### Supplied material ###
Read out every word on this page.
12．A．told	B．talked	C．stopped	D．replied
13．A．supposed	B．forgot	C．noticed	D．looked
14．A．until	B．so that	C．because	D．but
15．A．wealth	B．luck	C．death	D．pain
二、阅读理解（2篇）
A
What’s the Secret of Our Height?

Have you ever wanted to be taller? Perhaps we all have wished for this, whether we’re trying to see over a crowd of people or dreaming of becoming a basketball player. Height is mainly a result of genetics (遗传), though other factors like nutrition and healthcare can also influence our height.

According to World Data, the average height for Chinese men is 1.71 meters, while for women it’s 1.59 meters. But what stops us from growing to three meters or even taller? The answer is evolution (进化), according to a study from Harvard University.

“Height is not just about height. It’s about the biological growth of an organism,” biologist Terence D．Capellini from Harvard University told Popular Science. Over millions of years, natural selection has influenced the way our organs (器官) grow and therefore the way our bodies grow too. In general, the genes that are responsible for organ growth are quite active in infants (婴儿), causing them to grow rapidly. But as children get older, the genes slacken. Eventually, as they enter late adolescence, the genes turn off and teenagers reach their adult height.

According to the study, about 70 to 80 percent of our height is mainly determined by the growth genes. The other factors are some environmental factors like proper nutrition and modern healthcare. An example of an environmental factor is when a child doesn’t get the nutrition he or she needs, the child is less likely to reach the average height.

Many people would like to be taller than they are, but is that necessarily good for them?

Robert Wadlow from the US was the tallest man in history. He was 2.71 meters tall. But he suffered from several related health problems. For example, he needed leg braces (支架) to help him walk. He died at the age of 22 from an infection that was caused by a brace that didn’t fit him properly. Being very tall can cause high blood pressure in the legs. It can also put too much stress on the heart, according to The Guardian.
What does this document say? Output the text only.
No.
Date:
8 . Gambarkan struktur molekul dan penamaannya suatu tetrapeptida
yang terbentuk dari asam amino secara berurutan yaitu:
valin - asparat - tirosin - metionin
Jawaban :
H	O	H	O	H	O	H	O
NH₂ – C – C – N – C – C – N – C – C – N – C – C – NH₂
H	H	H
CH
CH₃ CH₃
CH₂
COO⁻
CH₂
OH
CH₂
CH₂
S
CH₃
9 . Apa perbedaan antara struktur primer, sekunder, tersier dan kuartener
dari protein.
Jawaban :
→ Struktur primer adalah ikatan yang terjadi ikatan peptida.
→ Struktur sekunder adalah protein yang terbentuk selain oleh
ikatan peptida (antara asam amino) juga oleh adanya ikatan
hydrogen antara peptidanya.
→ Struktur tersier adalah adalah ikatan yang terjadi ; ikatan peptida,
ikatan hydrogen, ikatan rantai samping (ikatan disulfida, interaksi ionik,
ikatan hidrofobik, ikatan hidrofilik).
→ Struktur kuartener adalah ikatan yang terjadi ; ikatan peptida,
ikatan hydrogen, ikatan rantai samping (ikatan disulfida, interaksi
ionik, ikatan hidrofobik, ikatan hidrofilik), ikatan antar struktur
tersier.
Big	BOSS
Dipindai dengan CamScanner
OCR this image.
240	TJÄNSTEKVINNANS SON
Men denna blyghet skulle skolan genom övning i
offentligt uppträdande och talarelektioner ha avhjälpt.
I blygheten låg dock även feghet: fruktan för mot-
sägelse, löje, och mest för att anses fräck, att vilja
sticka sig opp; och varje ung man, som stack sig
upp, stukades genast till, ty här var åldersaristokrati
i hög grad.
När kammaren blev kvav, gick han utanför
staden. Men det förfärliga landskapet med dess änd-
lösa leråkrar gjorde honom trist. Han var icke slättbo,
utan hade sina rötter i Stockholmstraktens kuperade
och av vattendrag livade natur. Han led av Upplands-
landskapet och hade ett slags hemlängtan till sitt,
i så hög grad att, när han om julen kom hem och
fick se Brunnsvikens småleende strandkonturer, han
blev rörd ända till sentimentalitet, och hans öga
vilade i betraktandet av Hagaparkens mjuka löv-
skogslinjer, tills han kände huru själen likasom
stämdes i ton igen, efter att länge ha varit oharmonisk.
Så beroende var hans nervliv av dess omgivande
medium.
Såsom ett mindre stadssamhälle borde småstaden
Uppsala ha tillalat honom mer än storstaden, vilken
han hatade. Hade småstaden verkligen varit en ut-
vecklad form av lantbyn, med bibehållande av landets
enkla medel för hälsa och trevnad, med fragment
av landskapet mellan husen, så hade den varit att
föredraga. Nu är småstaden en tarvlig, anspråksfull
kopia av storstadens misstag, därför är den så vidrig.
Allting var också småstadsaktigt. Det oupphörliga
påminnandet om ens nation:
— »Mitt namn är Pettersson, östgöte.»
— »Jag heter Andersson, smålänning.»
###
### Requirement
Give the data again in full, keeping every line as it was.

### Answer box
Read out every word on this page.
12．A．told	B．talked	C．stopped	D．replied
13．A．supposed	B．forgot	C．noticed	D．looked
14．A．until	B．so that	C．because	D．but
15．A．wealth	B．luck	C．death	D．pain
二、阅读理解（2篇）
A
What’s the Secret of Our Height?

Have you ever wanted to be taller? Perhaps we all have wished for this, whether we’re trying to see over a crowd of people or dreaming of becoming a basketball player. Height is mainly a result of genetics (遗传), though other factors like nutrition and healthcare can also influence our height.

According to World Data, the average height for Chinese men is 1.71 meters, while for women it’s 1.59 meters. But what stops us from growing to three meters or even taller? The answer is evolution (进化), according to a study from Harvard University.

“Height is not just about height. It’s about the biological growth of an organism,” biologist Terence D．Capellini from Harvard University told Popular Science. Over millions of years, natural selection has influenced the way our organs (器官) grow and therefore the way our bodies grow too. In general, the genes that are responsible for organ growth are quite active in infants (婴儿), causing them to grow rapidly. But as children get older, the genes slacken. Eventually, as they enter late adolescence, the genes turn off and teenagers reach their adult height.

According to the study, about 70 to 80 percent of our height is mainly determined by the growth genes. The other factors are some environmental factors like proper nutrition and modern healthcare. An example of an environmental factor is when a child doesn’t get the nutrition he or she needs, the child is less likely to reach the average height.

Many people would like to be taller than they are, but is that necessarily good for them?

Robert Wadlow from the US was the tallest man in history. He was 2.71 meters tall. But he suffered from several related health problems. For example, he needed leg braces (支架) to help him walk. He died at the age of 22 from an infection that was caused by a brace that didn’t fit him properly. Being very tall can cause high blood pressure in the legs. It can also put too much stress on the heart, according to The Guardian.
What does this document say? Output the text only.
No.
Date:
8 . Gambarkan struktur molekul dan penamaannya suatu tetrapeptida
yang terbentuk dari asam amino secara berurutan yaitu:
valin - asparat - tirosin - metionin
Jawaban :
H	O	H	O	H	O	H	O
NH₂ – C – C – N – C – C – N – C – C – N – C – C – NH₂
H	H	H
CH
CH₃ CH₃
CH₂
COO⁻
CH₂
OH
CH₂
CH₂
S
CH₃
9 . Apa perbedaan antara struktur primer, sekunder, tersier dan kuartener
dari protein.
Jawaban :
→ Struktur primer adalah ikatan yang terjadi ikatan peptida.
→ Struktur sekunder adalah protein yang terbentuk selain oleh
ikatan peptida (antara asam amino) juga oleh adanya ikatan
hydrogen antara peptidanya.
→ Struktur tersier adalah adalah ikatan yang terjadi ; ikatan peptida,
ikatan hydrogen, ikatan rantai samping (ikatan disulfida, interaksi ionik,
ikatan hidrofobik, ikatan hidrofilik).
→ Struktur kuartener adalah ikatan yang terjadi ; ikatan peptida,
ikatan hydrogen, ikatan rantai samping (ikatan disulfida, interaksi
ionik, ikatan hidrofobik, ikatan hidrofilik), ikatan antar struktur
tersier.
Big	BOSS
Dipindai dengan CamScanner
OCR this image.
240	TJÄNSTEKVINNANS SON
Men denna blyghet skulle skolan genom övning i
offentligt uppträdande och talarelektioner ha avhjälpt.
I blygheten låg dock även feghet: fruktan för mot-
sägelse, löje, och mest för att anses fräck, att vilja
sticka sig opp; och varje ung man, som stack sig
upp, stukades genast till, ty här var åldersaristokrati
i hög grad.
När kammaren blev kvav, gick han utanför
staden. Men det förfärliga landskapet med dess änd-
lösa leråkrar gjorde honom trist. Han var icke slättbo,
utan hade sina rötter i Stockholmstraktens kuperade
och av vattendrag livade natur. Han led av Upplands-
landskapet och hade ett slags hemlängtan till sitt,
i så hög grad att, när han om julen kom hem och
fick se Brunnsvikens småleende strandkonturer, han
blev rörd ända till sentimentalitet, och hans öga
vilade i betraktandet av Hagaparkens mjuka löv-
skogslinjer, tills han kände huru själen likasom
stämdes i ton igen, efter att länge ha varit oharmonisk.
Så beroende var hans nervliv av dess omgivande
medium.
Såsom ett mindre stadssamhälle borde småstaden
Uppsala ha tillalat honom mer än storstaden, vilken
han hatade. Hade småstaden verkligen varit en ut-
vecklad form av lantbyn, med bibehållande av landets
enkla medel för hälsa och trevnad, med fragment
av landskapet mellan husen, så hade den varit att
föredraga. Nu är småstaden en tarvlig, anspråksfull
kopia av storstadens misstag, därför är den så vidrig.
Allting var också småstadsaktigt. Det oupphörliga
påminnandet om ens nation:
— »Mitt namn är Pettersson, östgöte.»
— »Jag heter Andersson, smålänning.»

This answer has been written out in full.